* **DIRECTION**
Check every line of the entries that follow, and copy the ones containing "Baddow".

* **DATA FOR THIS TASK**
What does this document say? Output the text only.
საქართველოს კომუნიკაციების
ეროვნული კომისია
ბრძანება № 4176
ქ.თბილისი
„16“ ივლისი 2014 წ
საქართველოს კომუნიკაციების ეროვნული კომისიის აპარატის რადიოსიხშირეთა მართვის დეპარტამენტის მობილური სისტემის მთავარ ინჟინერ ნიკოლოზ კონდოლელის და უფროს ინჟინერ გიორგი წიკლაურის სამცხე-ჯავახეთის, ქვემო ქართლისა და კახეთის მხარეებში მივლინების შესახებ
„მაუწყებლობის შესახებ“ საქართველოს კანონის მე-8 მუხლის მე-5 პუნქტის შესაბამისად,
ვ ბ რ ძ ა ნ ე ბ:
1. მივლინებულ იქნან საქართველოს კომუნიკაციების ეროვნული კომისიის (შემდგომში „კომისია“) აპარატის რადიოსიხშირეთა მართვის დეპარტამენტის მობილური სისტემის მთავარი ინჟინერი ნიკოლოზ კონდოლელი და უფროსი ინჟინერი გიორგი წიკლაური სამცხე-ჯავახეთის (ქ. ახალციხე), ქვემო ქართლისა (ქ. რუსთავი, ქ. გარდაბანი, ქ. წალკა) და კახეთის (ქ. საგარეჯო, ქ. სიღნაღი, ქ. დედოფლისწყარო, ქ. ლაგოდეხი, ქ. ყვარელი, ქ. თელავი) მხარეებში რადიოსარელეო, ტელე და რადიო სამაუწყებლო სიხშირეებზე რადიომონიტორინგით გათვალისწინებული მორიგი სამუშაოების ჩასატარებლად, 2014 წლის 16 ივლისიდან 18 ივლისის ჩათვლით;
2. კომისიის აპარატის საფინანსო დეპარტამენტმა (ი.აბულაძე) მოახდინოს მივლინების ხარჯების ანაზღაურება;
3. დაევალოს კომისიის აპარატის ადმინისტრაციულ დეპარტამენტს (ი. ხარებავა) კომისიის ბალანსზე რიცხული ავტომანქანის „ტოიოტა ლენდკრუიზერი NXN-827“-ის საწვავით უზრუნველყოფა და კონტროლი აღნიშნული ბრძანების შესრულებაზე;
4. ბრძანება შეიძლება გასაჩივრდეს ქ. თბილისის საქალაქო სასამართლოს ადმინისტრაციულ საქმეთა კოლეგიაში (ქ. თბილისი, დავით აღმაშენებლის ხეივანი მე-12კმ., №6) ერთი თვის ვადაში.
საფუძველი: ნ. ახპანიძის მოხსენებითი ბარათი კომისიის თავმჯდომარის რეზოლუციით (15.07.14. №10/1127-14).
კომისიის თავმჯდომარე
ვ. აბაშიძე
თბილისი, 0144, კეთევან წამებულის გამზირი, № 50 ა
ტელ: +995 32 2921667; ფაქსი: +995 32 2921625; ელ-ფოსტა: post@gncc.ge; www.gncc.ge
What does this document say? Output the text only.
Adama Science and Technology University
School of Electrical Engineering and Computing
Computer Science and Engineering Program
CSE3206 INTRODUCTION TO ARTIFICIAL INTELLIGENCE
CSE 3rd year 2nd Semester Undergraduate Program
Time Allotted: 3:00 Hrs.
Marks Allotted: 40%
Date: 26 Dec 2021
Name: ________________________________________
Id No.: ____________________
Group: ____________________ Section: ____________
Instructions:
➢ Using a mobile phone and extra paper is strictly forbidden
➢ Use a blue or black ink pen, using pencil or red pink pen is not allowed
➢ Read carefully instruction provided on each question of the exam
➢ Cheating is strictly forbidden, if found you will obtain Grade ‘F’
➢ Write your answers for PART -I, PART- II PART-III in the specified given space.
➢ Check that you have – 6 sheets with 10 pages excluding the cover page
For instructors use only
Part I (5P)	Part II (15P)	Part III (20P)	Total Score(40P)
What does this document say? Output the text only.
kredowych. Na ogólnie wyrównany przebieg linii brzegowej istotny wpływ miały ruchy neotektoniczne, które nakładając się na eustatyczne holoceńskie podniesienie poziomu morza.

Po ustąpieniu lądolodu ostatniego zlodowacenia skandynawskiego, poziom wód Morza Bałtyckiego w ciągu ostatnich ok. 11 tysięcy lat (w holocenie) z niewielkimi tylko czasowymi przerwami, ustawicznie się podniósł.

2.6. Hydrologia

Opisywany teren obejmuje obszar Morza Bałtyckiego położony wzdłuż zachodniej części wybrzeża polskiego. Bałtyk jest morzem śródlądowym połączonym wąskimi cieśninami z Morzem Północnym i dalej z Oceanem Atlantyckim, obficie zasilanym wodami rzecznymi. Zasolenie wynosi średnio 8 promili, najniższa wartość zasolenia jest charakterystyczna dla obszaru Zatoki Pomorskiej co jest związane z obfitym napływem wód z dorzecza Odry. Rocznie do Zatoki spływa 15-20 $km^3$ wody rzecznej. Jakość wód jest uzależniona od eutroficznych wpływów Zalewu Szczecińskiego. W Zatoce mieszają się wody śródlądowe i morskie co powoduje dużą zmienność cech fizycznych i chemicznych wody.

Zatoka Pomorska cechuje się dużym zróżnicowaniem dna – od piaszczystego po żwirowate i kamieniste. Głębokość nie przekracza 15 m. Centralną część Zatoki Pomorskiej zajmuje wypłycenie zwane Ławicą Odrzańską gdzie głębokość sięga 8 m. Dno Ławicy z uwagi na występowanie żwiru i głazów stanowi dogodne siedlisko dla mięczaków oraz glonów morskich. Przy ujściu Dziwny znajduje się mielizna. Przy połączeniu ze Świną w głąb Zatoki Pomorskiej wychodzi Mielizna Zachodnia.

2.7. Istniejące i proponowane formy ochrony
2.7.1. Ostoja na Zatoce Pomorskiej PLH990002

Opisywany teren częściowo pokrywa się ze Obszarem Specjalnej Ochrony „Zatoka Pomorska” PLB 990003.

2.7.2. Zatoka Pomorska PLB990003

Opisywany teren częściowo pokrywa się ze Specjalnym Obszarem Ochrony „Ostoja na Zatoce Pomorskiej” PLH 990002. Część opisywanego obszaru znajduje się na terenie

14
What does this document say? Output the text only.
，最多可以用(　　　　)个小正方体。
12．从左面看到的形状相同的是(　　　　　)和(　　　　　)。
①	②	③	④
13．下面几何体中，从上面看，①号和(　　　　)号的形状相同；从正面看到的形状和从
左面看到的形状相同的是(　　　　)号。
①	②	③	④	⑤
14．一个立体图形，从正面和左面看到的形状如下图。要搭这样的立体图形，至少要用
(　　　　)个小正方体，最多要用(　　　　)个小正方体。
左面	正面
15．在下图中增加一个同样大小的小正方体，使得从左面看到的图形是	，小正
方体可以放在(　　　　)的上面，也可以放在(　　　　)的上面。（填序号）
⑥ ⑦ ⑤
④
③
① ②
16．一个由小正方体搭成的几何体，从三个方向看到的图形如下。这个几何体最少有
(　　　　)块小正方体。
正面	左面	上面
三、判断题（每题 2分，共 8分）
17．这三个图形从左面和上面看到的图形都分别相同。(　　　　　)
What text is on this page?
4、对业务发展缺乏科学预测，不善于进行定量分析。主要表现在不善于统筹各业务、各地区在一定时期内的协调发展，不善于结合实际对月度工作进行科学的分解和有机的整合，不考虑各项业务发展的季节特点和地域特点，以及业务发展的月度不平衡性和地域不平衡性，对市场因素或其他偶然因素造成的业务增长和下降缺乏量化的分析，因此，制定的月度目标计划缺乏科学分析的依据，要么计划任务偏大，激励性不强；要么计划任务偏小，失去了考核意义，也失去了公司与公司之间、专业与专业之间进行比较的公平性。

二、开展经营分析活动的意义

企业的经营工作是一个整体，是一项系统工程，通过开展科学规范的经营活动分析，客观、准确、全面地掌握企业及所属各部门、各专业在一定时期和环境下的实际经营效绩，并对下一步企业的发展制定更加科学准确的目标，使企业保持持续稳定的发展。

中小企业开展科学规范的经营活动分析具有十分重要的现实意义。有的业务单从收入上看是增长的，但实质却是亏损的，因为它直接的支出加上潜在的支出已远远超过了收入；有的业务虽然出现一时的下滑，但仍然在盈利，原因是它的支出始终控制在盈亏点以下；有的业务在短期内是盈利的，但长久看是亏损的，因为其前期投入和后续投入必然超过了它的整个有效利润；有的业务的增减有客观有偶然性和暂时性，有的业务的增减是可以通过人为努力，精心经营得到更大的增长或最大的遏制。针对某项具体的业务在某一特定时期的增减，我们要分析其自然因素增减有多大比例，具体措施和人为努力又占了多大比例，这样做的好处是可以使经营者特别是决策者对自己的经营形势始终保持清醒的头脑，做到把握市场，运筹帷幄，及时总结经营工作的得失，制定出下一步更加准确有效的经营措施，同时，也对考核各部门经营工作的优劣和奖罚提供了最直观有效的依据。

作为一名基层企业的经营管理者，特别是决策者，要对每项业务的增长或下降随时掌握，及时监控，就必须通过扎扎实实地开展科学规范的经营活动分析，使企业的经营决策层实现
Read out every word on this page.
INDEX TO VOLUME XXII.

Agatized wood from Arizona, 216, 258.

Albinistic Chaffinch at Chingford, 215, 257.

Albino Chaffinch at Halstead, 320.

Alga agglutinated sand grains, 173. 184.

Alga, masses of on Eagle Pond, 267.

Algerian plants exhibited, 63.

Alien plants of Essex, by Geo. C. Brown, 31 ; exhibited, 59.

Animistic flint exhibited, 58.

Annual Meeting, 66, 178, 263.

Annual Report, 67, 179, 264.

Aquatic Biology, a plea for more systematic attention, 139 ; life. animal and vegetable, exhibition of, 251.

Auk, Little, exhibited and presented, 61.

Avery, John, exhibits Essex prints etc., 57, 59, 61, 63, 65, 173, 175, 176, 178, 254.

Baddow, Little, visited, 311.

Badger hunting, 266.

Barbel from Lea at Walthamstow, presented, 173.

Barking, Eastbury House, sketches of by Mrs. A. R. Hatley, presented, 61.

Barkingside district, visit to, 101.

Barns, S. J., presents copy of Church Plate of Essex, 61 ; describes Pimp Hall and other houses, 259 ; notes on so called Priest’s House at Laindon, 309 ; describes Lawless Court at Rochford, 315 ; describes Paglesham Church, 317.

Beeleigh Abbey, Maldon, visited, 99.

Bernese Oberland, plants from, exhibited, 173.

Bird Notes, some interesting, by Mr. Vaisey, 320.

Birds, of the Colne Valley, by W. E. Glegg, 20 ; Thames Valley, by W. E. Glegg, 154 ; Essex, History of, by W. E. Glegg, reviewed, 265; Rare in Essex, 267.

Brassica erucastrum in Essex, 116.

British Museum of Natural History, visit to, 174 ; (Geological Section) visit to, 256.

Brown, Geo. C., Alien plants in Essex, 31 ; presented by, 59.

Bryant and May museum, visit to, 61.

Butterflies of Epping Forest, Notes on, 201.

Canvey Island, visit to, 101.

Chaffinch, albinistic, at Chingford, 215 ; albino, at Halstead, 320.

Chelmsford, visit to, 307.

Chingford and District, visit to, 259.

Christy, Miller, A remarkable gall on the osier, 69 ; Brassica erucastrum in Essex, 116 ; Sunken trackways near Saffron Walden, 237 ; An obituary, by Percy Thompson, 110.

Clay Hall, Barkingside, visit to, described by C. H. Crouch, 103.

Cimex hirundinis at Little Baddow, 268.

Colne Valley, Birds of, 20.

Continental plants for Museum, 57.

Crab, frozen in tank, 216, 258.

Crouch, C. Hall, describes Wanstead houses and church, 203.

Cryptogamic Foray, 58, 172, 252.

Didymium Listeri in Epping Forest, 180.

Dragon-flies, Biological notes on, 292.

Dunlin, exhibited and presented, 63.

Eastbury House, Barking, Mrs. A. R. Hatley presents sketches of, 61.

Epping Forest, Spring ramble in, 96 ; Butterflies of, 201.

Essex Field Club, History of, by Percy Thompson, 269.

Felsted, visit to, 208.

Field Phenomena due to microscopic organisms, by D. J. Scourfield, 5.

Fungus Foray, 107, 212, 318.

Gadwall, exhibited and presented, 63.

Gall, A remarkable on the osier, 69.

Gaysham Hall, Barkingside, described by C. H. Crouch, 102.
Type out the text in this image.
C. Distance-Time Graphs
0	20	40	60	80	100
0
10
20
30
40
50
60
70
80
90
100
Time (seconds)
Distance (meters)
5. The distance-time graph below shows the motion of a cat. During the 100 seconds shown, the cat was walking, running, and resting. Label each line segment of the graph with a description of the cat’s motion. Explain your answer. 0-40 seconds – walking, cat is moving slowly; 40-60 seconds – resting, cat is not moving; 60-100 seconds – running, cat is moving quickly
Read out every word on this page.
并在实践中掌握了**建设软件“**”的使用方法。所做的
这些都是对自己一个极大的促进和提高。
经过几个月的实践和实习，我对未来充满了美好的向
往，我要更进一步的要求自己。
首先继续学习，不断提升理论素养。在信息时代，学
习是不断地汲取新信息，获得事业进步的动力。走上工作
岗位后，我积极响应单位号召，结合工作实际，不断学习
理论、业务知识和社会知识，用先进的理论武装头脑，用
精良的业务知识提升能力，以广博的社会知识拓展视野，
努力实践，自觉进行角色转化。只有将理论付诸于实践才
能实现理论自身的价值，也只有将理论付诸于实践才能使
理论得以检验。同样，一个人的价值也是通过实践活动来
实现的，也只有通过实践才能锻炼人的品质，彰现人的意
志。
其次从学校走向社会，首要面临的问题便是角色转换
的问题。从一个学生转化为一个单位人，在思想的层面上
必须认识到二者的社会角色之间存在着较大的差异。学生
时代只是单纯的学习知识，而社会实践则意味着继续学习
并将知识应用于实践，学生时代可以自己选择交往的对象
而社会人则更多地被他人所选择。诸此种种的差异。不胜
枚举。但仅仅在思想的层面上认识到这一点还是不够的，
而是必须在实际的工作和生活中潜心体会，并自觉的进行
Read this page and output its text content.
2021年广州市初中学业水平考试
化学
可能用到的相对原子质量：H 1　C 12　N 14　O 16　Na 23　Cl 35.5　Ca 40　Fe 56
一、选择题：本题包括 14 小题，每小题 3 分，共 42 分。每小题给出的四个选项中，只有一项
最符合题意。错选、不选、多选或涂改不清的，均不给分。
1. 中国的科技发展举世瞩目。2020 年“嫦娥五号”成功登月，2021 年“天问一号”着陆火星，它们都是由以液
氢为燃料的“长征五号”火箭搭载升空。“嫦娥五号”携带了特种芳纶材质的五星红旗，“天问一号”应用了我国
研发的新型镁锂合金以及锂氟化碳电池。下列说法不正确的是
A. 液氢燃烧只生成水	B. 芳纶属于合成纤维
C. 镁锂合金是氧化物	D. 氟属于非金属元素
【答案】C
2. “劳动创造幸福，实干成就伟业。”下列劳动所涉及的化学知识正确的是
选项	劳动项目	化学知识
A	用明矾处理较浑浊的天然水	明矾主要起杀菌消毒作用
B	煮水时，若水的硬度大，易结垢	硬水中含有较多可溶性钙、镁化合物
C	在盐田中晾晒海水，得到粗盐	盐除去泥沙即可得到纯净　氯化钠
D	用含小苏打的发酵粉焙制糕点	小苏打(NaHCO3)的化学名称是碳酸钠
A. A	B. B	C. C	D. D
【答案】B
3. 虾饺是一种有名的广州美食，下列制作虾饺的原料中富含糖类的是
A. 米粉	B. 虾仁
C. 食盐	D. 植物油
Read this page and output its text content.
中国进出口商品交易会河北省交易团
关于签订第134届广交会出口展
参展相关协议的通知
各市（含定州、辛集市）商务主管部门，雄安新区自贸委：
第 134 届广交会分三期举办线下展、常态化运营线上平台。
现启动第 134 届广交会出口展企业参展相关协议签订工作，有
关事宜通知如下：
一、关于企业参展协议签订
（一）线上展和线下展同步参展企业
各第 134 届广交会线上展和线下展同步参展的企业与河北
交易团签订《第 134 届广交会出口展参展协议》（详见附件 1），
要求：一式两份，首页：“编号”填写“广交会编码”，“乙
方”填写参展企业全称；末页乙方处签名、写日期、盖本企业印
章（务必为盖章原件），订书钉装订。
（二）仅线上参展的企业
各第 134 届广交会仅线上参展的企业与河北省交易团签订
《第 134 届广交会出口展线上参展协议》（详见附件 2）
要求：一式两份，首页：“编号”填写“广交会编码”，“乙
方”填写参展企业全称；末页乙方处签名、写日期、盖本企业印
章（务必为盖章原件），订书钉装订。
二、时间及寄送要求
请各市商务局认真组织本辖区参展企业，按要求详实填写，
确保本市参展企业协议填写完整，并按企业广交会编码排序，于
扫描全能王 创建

* **OUTPUT FOR THIS TASK**
Baddow, Little, visited, 311.
Cimex hirundinis at Little Baddow, 268.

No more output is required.